● **DIRECTIVE**
Reproduce all records exactly.

** start of DATASET EXCERPTS **

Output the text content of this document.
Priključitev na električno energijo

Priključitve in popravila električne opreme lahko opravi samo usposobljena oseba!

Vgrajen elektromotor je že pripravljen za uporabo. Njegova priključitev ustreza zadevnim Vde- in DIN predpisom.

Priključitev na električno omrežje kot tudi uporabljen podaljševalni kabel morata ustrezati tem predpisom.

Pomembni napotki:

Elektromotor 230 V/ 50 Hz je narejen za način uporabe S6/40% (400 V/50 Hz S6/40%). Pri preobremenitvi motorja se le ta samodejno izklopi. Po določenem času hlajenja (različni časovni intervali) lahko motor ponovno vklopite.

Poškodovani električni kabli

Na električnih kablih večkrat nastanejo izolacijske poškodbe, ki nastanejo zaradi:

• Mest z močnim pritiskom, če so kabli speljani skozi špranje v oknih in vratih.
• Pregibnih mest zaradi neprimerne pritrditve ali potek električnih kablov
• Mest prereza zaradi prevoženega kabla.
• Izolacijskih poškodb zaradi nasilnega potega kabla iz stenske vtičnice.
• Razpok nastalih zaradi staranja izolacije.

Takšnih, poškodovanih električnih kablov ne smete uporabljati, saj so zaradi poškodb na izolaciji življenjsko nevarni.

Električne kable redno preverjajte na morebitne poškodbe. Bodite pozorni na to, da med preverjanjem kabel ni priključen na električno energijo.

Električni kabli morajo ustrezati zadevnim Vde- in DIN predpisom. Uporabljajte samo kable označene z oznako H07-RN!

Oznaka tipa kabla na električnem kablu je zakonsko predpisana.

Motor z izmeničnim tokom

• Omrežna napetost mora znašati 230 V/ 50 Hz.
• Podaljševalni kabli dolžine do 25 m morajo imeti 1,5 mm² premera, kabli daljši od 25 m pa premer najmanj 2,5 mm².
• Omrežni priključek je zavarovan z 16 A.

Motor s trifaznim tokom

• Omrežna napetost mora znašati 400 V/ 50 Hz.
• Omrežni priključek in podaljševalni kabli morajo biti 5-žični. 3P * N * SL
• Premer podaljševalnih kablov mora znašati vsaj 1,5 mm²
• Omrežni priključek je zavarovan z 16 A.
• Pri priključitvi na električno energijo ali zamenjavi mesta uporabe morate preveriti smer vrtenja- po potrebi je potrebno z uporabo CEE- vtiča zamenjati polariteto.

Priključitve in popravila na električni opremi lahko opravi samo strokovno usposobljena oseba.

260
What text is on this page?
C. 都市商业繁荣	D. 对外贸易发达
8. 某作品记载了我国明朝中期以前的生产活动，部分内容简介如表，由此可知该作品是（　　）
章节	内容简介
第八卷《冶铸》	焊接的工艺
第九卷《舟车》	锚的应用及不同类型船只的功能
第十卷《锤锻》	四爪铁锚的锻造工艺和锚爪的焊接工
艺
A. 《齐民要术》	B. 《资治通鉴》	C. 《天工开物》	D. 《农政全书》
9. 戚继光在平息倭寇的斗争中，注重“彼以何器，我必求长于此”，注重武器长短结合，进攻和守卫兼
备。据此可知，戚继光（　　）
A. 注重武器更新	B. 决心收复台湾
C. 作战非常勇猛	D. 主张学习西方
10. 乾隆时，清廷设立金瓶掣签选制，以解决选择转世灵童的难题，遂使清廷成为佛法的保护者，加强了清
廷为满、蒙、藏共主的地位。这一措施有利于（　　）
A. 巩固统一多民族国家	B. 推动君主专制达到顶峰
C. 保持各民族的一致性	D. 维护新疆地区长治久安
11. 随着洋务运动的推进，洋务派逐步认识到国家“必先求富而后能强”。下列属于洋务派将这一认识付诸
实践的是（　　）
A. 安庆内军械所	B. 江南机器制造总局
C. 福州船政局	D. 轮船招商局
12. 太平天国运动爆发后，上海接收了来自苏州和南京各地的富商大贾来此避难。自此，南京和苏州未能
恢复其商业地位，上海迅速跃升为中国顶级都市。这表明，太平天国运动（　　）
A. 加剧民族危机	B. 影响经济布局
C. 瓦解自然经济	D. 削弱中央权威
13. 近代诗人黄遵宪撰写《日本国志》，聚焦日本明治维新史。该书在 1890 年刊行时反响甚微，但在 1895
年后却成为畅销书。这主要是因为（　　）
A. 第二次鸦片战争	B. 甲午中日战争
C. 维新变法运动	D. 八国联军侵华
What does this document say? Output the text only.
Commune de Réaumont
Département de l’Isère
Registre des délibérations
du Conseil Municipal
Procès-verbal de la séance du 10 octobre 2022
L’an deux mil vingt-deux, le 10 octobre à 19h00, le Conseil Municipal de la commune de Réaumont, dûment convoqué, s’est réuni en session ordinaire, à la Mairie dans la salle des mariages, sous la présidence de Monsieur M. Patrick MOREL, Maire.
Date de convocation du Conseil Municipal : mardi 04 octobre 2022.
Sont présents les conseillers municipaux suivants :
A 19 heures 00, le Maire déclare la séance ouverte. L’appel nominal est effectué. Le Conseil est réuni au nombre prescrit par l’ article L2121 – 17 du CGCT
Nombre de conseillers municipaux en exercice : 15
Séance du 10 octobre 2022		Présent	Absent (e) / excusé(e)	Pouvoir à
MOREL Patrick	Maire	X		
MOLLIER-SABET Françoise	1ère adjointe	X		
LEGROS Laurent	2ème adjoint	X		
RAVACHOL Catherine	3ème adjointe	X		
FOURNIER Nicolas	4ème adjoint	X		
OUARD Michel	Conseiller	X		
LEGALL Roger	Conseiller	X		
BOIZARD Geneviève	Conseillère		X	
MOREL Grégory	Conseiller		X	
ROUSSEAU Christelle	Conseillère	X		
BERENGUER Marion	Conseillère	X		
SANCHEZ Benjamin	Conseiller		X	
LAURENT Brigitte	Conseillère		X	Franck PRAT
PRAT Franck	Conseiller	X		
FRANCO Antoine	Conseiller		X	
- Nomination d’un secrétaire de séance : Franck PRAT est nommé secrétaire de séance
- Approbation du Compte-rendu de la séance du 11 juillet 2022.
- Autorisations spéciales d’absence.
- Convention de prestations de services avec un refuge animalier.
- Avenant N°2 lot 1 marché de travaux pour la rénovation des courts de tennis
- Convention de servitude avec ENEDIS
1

** end of DATASET EXCERPTS **

● **TASK SOLUTION**
Output the text content of this document.
Priključitev na električno energijo

Priključitve in popravila električne opreme lahko opravi samo usposobljena oseba!

Vgrajen elektromotor je že pripravljen za uporabo. Njegova priključitev ustreza zadevnim Vde- in DIN predpisom.

Priključitev na električno omrežje kot tudi uporabljen podaljševalni kabel morata ustrezati tem predpisom.

Pomembni napotki:

Elektromotor 230 V/ 50 Hz je narejen za način uporabe S6/40% (400 V/50 Hz S6/40%). Pri preobremenitvi motorja se le ta samodejno izklopi. Po določenem času hlajenja (različni časovni intervali) lahko motor ponovno vklopite.

Poškodovani električni kabli

Na električnih kablih večkrat nastanejo izolacijske poškodbe, ki nastanejo zaradi:

• Mest z močnim pritiskom, če so kabli speljani skozi špranje v oknih in vratih.
• Pregibnih mest zaradi neprimerne pritrditve ali potek električnih kablov
• Mest prereza zaradi prevoženega kabla.
• Izolacijskih poškodb zaradi nasilnega potega kabla iz stenske vtičnice.
• Razpok nastalih zaradi staranja izolacije.

Takšnih, poškodovanih električnih kablov ne smete uporabljati, saj so zaradi poškodb na izolaciji življenjsko nevarni.

Električne kable redno preverjajte na morebitne poškodbe. Bodite pozorni na to, da med preverjanjem kabel ni priključen na električno energijo.

Električni kabli morajo ustrezati zadevnim Vde- in DIN predpisom. Uporabljajte samo kable označene z oznako H07-RN!

Oznaka tipa kabla na električnem kablu je zakonsko predpisana.

Motor z izmeničnim tokom

• Omrežna napetost mora znašati 230 V/ 50 Hz.
• Podaljševalni kabli dolžine do 25 m morajo imeti 1,5 mm² premera, kabli daljši od 25 m pa premer najmanj 2,5 mm².
• Omrežni priključek je zavarovan z 16 A.

Motor s trifaznim tokom

• Omrežna napetost mora znašati 400 V/ 50 Hz.
• Omrežni priključek in podaljševalni kabli morajo biti 5-žični. 3P * N * SL
• Premer podaljševalnih kablov mora znašati vsaj 1,5 mm²
• Omrežni priključek je zavarovan z 16 A.
• Pri priključitvi na električno energijo ali zamenjavi mesta uporabe morate preveriti smer vrtenja- po potrebi je potrebno z uporabo CEE- vtiča zamenjati polariteto.

Priključitve in popravila na električni opremi lahko opravi samo strokovno usposobljena oseba.

260
What text is on this page?
C. 都市商业繁荣	D. 对外贸易发达
8. 某作品记载了我国明朝中期以前的生产活动，部分内容简介如表，由此可知该作品是（　　）
章节	内容简介
第八卷《冶铸》	焊接的工艺
第九卷《舟车》	锚的应用及不同类型船只的功能
第十卷《锤锻》	四爪铁锚的锻造工艺和锚爪的焊接工
艺
A. 《齐民要术》	B. 《资治通鉴》	C. 《天工开物》	D. 《农政全书》
9. 戚继光在平息倭寇的斗争中，注重“彼以何器，我必求长于此”，注重武器长短结合，进攻和守卫兼
备。据此可知，戚继光（　　）
A. 注重武器更新	B. 决心收复台湾
C. 作战非常勇猛	D. 主张学习西方
10. 乾隆时，清廷设立金瓶掣签选制，以解决选择转世灵童的难题，遂使清廷成为佛法的保护者，加强了清
廷为满、蒙、藏共主的地位。这一措施有利于（　　）
A. 巩固统一多民族国家	B. 推动君主专制达到顶峰
C. 保持各民族的一致性	D. 维护新疆地区长治久安
11. 随着洋务运动的推进，洋务派逐步认识到国家“必先求富而后能强”。下列属于洋务派将这一认识付诸
实践的是（　　）
A. 安庆内军械所	B. 江南机器制造总局
C. 福州船政局	D. 轮船招商局
12. 太平天国运动爆发后，上海接收了来自苏州和南京各地的富商大贾来此避难。自此，南京和苏州未能
恢复其商业地位，上海迅速跃升为中国顶级都市。这表明，太平天国运动（　　）
A. 加剧民族危机	B. 影响经济布局
C. 瓦解自然经济	D. 削弱中央权威
13. 近代诗人黄遵宪撰写《日本国志》，聚焦日本明治维新史。该书在 1890 年刊行时反响甚微，但在 1895
年后却成为畅销书。这主要是因为（　　）
A. 第二次鸦片战争	B. 甲午中日战争
C. 维新变法运动	D. 八国联军侵华
What does this document say? Output the text only.
Commune de Réaumont
Département de l’Isère
Registre des délibérations
du Conseil Municipal
Procès-verbal de la séance du 10 octobre 2022
L’an deux mil vingt-deux, le 10 octobre à 19h00, le Conseil Municipal de la commune de Réaumont, dûment convoqué, s’est réuni en session ordinaire, à la Mairie dans la salle des mariages, sous la présidence de Monsieur M. Patrick MOREL, Maire.
Date de convocation du Conseil Municipal : mardi 04 octobre 2022.
Sont présents les conseillers municipaux suivants :
A 19 heures 00, le Maire déclare la séance ouverte. L’appel nominal est effectué. Le Conseil est réuni au nombre prescrit par l’ article L2121 – 17 du CGCT
Nombre de conseillers municipaux en exercice : 15
Séance du 10 octobre 2022		Présent	Absent (e) / excusé(e)	Pouvoir à
MOREL Patrick	Maire	X		
MOLLIER-SABET Françoise	1ère adjointe	X		
LEGROS Laurent	2ème adjoint	X		
RAVACHOL Catherine	3ème adjointe	X		
FOURNIER Nicolas	4ème adjoint	X		
OUARD Michel	Conseiller	X		
LEGALL Roger	Conseiller	X		
BOIZARD Geneviève	Conseillère		X	
MOREL Grégory	Conseiller		X	
ROUSSEAU Christelle	Conseillère	X		
BERENGUER Marion	Conseillère	X		
SANCHEZ Benjamin	Conseiller		X	
LAURENT Brigitte	Conseillère		X	Franck PRAT
PRAT Franck	Conseiller	X		
FRANCO Antoine	Conseiller		X	
- Nomination d’un secrétaire de séance : Franck PRAT est nommé secrétaire de séance
- Approbation du Compte-rendu de la séance du 11 juillet 2022.
- Autorisations spéciales d’absence.
- Convention de prestations de services avec un refuge animalier.
- Avenant N°2 lot 1 marché de travaux pour la rénovation des courts de tennis
- Convention de servitude avec ENEDIS
1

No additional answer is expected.